Stored entries
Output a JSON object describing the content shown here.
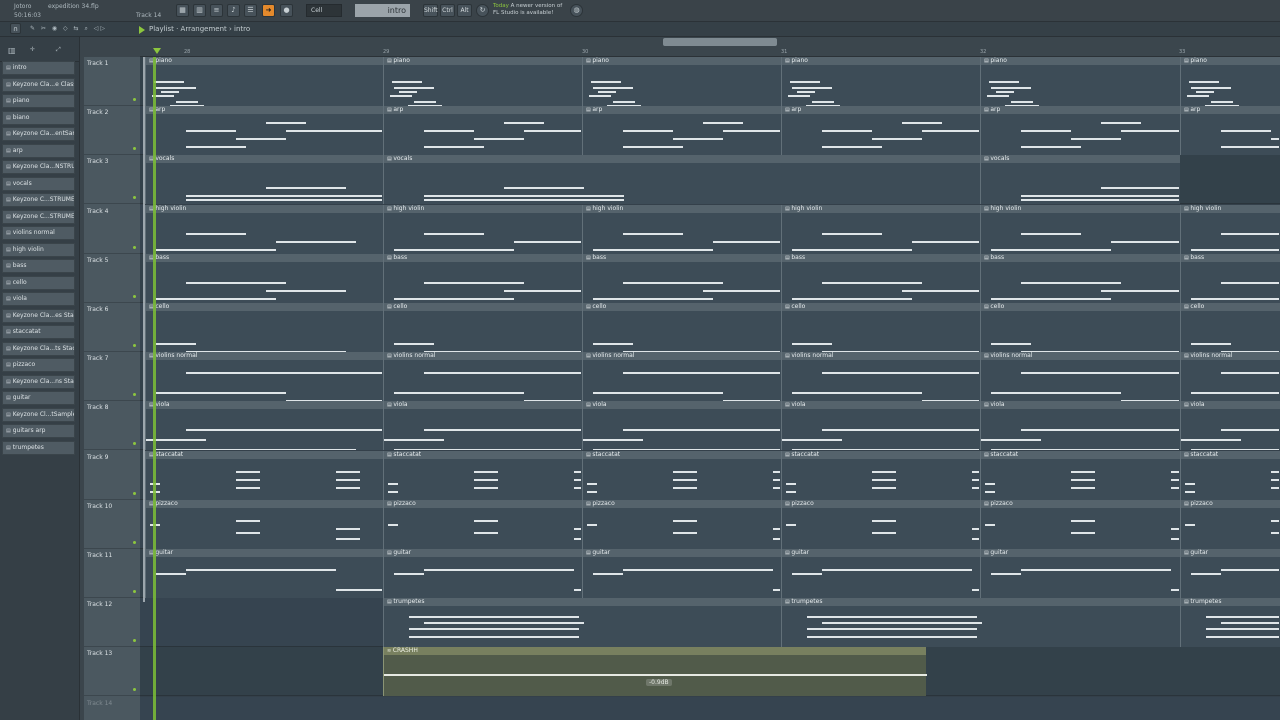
{
  "toolbar": {
    "project_name": "expedition 34.flp",
    "menu": "Jotoro",
    "time": "50:16:03",
    "track_label": "Track 14",
    "snap_label": "Cell",
    "pattern_label": "intro",
    "keys": [
      "Shift",
      "Ctrl",
      "Alt"
    ],
    "hint_today": "Today",
    "hint_message": "A newer version of",
    "hint_message2": "FL Studio is available!"
  },
  "playlist": {
    "breadcrumb": "Playlist · Arrangement › intro",
    "bar_numbers": [
      "28",
      "29",
      "30",
      "31",
      "32",
      "33"
    ]
  },
  "picker": {
    "items": [
      {
        "label": "intro",
        "type": "pattern"
      },
      {
        "label": "Keyzone Cla...e Classic #2",
        "type": "pattern"
      },
      {
        "label": "piano",
        "type": "pattern"
      },
      {
        "label": "biano",
        "type": "pattern"
      },
      {
        "label": "Keyzone Cla...entSampler",
        "type": "pattern"
      },
      {
        "label": "arp",
        "type": "pattern"
      },
      {
        "label": "Keyzone Cla...NSTRUMENT",
        "type": "pattern"
      },
      {
        "label": "vocals",
        "type": "pattern"
      },
      {
        "label": "Keyzone C...STRUMENT #2",
        "type": "pattern"
      },
      {
        "label": "Keyzone C...STRUMENT #3",
        "type": "pattern"
      },
      {
        "label": "violins normal",
        "type": "pattern"
      },
      {
        "label": "high violin",
        "type": "pattern"
      },
      {
        "label": "bass",
        "type": "pattern"
      },
      {
        "label": "cello",
        "type": "pattern"
      },
      {
        "label": "viola",
        "type": "pattern"
      },
      {
        "label": "Keyzone Cla...es Staccato",
        "type": "pattern"
      },
      {
        "label": "staccatat",
        "type": "pattern"
      },
      {
        "label": "Keyzone Cla...ts Staccato",
        "type": "pattern"
      },
      {
        "label": "pizzaco",
        "type": "pattern"
      },
      {
        "label": "Keyzone Cla...ns Staccato",
        "type": "pattern"
      },
      {
        "label": "guitar",
        "type": "pattern"
      },
      {
        "label": "Keyzone Cl...tSampler #8",
        "type": "pattern"
      },
      {
        "label": "guitars arp",
        "type": "pattern"
      },
      {
        "label": "trumpetes",
        "type": "pattern"
      }
    ]
  },
  "tracks": [
    {
      "name": "Track 1",
      "clip": "piano"
    },
    {
      "name": "Track 2",
      "clip": "arp"
    },
    {
      "name": "Track 3",
      "clip": "vocals"
    },
    {
      "name": "Track 4",
      "clip": "high violin"
    },
    {
      "name": "Track 5",
      "clip": "bass"
    },
    {
      "name": "Track 6",
      "clip": "cello"
    },
    {
      "name": "Track 7",
      "clip": "violins normal"
    },
    {
      "name": "Track 8",
      "clip": "viola"
    },
    {
      "name": "Track 9",
      "clip": "staccatat"
    },
    {
      "name": "Track 10",
      "clip": "pizzaco"
    },
    {
      "name": "Track 11",
      "clip": "guitar"
    },
    {
      "name": "Track 12",
      "clip": "trumpetes"
    },
    {
      "name": "Track 13",
      "clip": "CRASHH"
    },
    {
      "name": "Track 14",
      "clip": ""
    }
  ],
  "audio_clip": {
    "label": "CRASHH",
    "volume": "-0.9dB"
  },
  "colors": {
    "accent": "#8cc63e",
    "orange": "#e58a2c"
  }
}
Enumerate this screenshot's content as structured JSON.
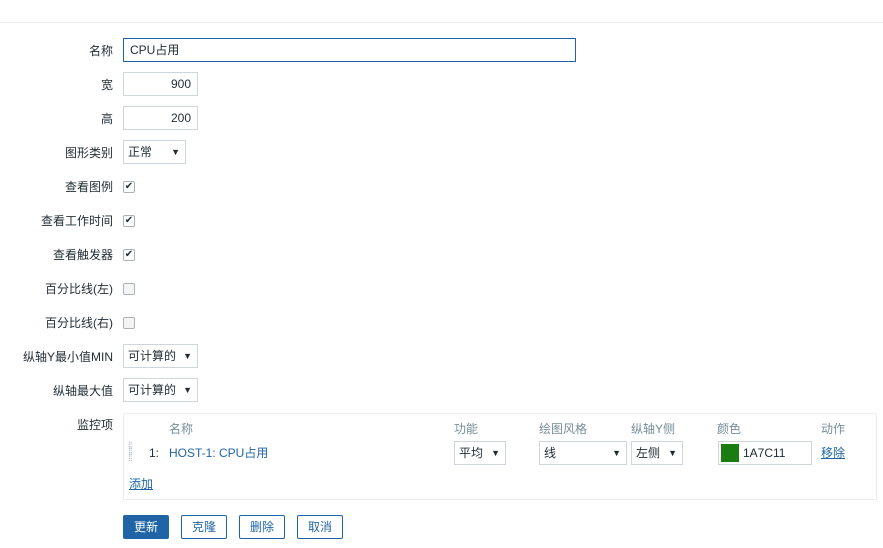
{
  "form": {
    "name_label": "名称",
    "name_value": "CPU占用",
    "width_label": "宽",
    "width_value": "900",
    "height_label": "高",
    "height_value": "200",
    "graph_type_label": "图形类别",
    "graph_type_value": "正常",
    "show_legend_label": "查看图例",
    "show_legend_checked": true,
    "show_work_period_label": "查看工作时间",
    "show_work_period_checked": true,
    "show_triggers_label": "查看触发器",
    "show_triggers_checked": true,
    "percentile_left_label": "百分比线(左)",
    "percentile_left_checked": false,
    "percentile_right_label": "百分比线(右)",
    "percentile_right_checked": false,
    "ymin_label": "纵轴Y最小值MIN",
    "ymin_value": "可计算的",
    "ymax_label": "纵轴最大值",
    "ymax_value": "可计算的",
    "items_label": "监控项"
  },
  "items_table": {
    "headers": [
      "名称",
      "功能",
      "绘图风格",
      "纵轴Y侧",
      "颜色",
      "动作"
    ],
    "rows": [
      {
        "index": "1:",
        "name": "HOST-1: CPU占用",
        "function": "平均",
        "draw_style": "线",
        "y_side": "左侧",
        "color_hex": "1A7C11",
        "color": "#1A7C11",
        "action": "移除"
      }
    ],
    "add_label": "添加"
  },
  "buttons": {
    "update": "更新",
    "clone": "克隆",
    "delete": "删除",
    "cancel": "取消"
  },
  "colors": {
    "accent": "#1f65a6",
    "swatch": "#1A7C11"
  }
}
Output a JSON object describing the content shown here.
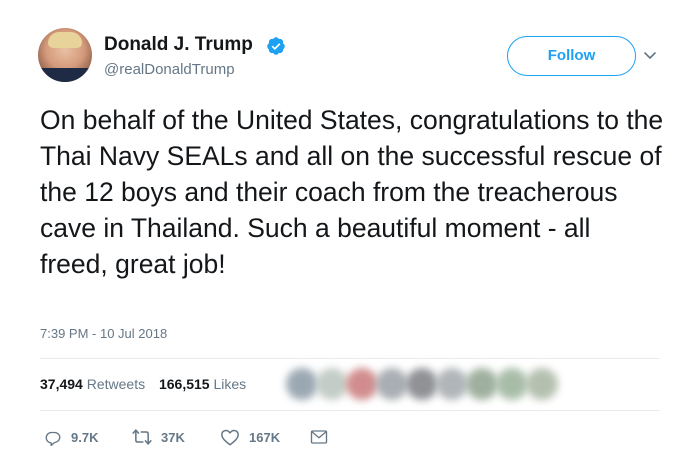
{
  "tweet": {
    "author": {
      "display_name": "Donald J. Trump",
      "handle": "@realDonaldTrump",
      "verified": true,
      "avatar_icon": "user-avatar"
    },
    "follow_label": "Follow",
    "text": "On behalf of the United States, congratulations to the Thai Navy SEALs and all on the successful rescue of the 12 boys and their coach from the treacherous cave in Thailand. Such a beautiful moment - all freed, great job!",
    "timestamp": "7:39 PM - 10 Jul 2018",
    "stats": {
      "retweets_count": "37,494",
      "retweets_label": "Retweets",
      "likes_count": "166,515",
      "likes_label": "Likes"
    },
    "actions": {
      "reply": {
        "icon": "reply-icon",
        "count": "9.7K"
      },
      "retweet": {
        "icon": "retweet-icon",
        "count": "37K"
      },
      "like": {
        "icon": "heart-icon",
        "count": "167K"
      },
      "message": {
        "icon": "envelope-icon"
      }
    }
  },
  "colors": {
    "accent": "#1da1f2",
    "text": "#14171a",
    "secondary": "#657786",
    "divider": "#e6ecf0"
  }
}
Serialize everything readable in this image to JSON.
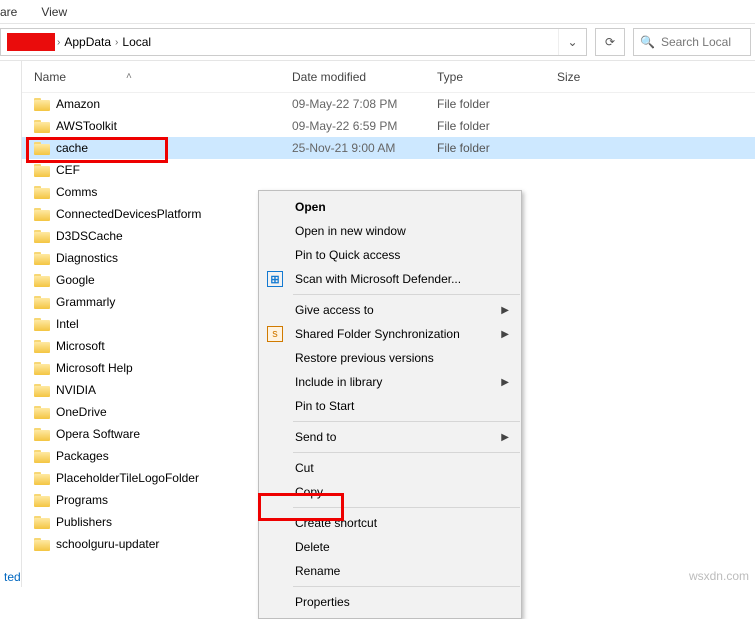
{
  "ribbon": {
    "tab_share": "are",
    "tab_view": "View"
  },
  "address": {
    "crumb1": "AppData",
    "crumb2": "Local",
    "search_placeholder": "Search Local"
  },
  "columns": {
    "name": "Name",
    "date": "Date modified",
    "type": "Type",
    "size": "Size"
  },
  "rows": [
    {
      "name": "Amazon",
      "date": "09-May-22 7:08 PM",
      "type": "File folder",
      "selected": false
    },
    {
      "name": "AWSToolkit",
      "date": "09-May-22 6:59 PM",
      "type": "File folder",
      "selected": false
    },
    {
      "name": "cache",
      "date": "25-Nov-21 9:00 AM",
      "type": "File folder",
      "selected": true
    },
    {
      "name": "CEF",
      "date": "",
      "type": "",
      "selected": false
    },
    {
      "name": "Comms",
      "date": "",
      "type": "",
      "selected": false
    },
    {
      "name": "ConnectedDevicesPlatform",
      "date": "",
      "type": "",
      "selected": false
    },
    {
      "name": "D3DSCache",
      "date": "",
      "type": "",
      "selected": false
    },
    {
      "name": "Diagnostics",
      "date": "",
      "type": "",
      "selected": false
    },
    {
      "name": "Google",
      "date": "",
      "type": "",
      "selected": false
    },
    {
      "name": "Grammarly",
      "date": "",
      "type": "",
      "selected": false
    },
    {
      "name": "Intel",
      "date": "",
      "type": "",
      "selected": false
    },
    {
      "name": "Microsoft",
      "date": "",
      "type": "",
      "selected": false
    },
    {
      "name": "Microsoft Help",
      "date": "",
      "type": "",
      "selected": false
    },
    {
      "name": "NVIDIA",
      "date": "",
      "type": "",
      "selected": false
    },
    {
      "name": "OneDrive",
      "date": "",
      "type": "",
      "selected": false
    },
    {
      "name": "Opera Software",
      "date": "",
      "type": "",
      "selected": false
    },
    {
      "name": "Packages",
      "date": "",
      "type": "",
      "selected": false
    },
    {
      "name": "PlaceholderTileLogoFolder",
      "date": "",
      "type": "",
      "selected": false
    },
    {
      "name": "Programs",
      "date": "",
      "type": "",
      "selected": false
    },
    {
      "name": "Publishers",
      "date": "",
      "type": "",
      "selected": false
    },
    {
      "name": "schoolguru-updater",
      "date": "",
      "type": "",
      "selected": false
    }
  ],
  "ctx": {
    "open": "Open",
    "open_new": "Open in new window",
    "pin_quick": "Pin to Quick access",
    "defender": "Scan with Microsoft Defender...",
    "give_access": "Give access to",
    "shared_sync": "Shared Folder Synchronization",
    "restore_prev": "Restore previous versions",
    "include_lib": "Include in library",
    "pin_start": "Pin to Start",
    "send_to": "Send to",
    "cut": "Cut",
    "copy": "Copy",
    "create_shortcut": "Create shortcut",
    "delete": "Delete",
    "rename": "Rename",
    "properties": "Properties"
  },
  "footer": {
    "selected_link": "ted"
  },
  "watermark": "wsxdn.com"
}
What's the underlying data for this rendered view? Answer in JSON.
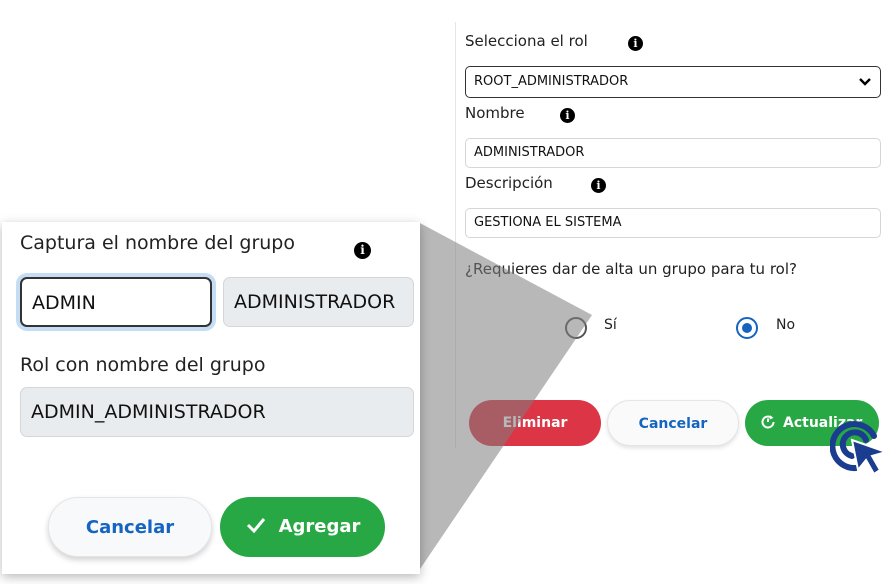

» Given instruction
Copy all lines from the entries that contain the word "Open".

» Correct answer
    "open": "Open",
    "open_new": "Open in new window",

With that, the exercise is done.